Task statement: Each line containing the word "lease" needs to be copied.

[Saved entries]
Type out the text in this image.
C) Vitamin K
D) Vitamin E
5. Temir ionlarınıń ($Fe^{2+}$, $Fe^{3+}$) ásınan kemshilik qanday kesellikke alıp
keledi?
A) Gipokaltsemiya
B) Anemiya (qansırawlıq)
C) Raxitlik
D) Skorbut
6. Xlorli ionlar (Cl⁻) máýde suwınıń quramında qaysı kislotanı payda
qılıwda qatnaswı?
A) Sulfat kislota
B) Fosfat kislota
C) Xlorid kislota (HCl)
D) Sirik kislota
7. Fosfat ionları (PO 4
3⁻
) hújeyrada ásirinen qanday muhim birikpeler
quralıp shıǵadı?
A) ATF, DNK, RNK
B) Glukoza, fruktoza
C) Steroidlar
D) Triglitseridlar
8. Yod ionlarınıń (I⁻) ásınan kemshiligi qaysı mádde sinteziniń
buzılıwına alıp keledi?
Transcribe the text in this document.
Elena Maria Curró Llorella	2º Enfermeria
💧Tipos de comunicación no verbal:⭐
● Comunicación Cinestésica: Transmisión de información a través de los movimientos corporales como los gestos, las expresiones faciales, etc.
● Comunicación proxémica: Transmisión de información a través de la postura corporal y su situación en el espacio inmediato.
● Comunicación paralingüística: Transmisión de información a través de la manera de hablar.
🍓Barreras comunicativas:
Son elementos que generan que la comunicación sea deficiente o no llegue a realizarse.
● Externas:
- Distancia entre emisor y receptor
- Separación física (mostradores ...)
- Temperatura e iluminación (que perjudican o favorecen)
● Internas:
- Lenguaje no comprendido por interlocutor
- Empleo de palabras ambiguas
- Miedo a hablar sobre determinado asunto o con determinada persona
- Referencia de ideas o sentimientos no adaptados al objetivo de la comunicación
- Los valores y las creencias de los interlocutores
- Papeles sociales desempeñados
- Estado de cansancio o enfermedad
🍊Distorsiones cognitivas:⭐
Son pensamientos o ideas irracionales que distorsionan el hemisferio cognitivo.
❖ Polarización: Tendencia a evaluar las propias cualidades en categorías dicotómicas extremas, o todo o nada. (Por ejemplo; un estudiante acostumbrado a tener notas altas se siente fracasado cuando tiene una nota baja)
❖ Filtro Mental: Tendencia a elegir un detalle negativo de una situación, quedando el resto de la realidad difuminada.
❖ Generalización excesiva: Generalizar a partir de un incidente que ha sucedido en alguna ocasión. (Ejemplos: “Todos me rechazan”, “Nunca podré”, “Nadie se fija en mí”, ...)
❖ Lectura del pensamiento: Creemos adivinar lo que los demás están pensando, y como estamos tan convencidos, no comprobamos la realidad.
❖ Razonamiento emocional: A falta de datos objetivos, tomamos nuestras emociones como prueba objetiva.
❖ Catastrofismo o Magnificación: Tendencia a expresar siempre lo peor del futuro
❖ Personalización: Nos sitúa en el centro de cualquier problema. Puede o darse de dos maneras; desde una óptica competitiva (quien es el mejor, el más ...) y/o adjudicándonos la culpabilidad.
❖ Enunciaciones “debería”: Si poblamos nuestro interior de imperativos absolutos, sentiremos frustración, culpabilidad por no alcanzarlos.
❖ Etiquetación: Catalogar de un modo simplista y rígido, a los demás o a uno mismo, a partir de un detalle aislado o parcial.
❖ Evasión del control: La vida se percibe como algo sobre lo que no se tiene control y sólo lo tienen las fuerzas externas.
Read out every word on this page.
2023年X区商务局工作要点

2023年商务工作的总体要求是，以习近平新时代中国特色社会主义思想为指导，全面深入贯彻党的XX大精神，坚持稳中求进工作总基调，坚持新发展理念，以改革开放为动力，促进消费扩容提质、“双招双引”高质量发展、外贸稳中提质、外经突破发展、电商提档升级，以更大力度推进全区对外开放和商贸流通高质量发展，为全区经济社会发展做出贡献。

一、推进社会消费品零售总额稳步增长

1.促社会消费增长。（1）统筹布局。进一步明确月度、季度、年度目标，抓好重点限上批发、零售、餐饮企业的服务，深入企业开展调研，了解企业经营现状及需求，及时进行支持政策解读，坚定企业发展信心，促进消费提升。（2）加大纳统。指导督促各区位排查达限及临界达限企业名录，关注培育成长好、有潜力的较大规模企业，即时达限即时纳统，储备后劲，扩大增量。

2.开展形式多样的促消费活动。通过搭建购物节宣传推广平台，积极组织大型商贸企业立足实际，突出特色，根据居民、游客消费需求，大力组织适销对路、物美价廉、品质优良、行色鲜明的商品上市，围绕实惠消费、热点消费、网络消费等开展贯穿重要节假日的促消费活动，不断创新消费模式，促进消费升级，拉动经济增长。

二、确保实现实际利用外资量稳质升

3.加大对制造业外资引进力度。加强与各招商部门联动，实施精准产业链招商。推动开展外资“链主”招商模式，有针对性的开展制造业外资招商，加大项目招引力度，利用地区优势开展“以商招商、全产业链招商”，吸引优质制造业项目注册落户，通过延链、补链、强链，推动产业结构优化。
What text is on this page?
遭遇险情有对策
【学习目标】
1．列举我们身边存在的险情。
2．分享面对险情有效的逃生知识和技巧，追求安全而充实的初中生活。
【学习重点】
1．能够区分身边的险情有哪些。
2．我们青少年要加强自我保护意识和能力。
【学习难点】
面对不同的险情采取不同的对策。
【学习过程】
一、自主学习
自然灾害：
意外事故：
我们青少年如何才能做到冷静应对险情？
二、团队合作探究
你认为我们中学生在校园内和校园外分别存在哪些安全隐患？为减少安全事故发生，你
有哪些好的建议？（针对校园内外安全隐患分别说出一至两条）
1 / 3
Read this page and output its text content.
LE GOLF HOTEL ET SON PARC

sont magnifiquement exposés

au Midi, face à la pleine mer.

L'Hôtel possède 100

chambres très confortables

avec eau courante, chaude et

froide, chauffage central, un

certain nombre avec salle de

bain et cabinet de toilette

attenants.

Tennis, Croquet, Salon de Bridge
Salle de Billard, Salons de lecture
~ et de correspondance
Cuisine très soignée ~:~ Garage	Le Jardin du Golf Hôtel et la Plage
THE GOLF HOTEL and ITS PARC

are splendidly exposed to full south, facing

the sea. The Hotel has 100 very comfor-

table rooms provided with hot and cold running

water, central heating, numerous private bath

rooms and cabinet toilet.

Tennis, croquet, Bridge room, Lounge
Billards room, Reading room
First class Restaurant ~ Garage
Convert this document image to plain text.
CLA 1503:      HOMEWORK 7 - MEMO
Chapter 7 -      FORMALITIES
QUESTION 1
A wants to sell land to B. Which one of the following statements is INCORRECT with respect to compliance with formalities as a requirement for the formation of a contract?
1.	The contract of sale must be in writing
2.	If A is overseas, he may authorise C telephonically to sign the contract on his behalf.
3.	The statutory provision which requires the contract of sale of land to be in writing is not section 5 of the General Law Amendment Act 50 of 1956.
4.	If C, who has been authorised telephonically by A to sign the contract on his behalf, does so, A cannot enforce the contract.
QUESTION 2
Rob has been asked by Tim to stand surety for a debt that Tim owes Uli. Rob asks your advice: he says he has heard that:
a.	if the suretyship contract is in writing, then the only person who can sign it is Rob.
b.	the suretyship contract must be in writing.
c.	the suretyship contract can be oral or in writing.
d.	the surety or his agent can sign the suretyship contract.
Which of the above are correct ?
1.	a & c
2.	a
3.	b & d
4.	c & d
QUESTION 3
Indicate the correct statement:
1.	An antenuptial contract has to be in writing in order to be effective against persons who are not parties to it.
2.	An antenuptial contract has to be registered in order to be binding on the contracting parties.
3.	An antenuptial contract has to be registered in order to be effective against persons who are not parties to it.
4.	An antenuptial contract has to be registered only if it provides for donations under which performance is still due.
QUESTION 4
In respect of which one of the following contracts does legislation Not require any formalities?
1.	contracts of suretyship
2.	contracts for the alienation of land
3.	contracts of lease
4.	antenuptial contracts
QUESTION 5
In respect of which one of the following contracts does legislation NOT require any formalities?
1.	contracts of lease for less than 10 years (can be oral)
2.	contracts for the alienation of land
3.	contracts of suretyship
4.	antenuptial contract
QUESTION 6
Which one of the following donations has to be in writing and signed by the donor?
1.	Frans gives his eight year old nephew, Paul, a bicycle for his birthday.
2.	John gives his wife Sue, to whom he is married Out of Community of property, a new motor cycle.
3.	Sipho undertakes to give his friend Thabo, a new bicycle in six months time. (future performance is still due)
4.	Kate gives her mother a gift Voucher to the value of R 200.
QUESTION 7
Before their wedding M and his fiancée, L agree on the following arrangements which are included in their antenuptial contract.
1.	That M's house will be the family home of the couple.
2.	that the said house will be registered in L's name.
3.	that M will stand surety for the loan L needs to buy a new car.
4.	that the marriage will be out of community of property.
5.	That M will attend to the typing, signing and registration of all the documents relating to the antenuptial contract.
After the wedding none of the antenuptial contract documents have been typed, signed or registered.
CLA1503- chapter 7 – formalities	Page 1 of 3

Final answer:
3.	contracts of lease
1.	contracts of lease for less than 10 years (can be oral)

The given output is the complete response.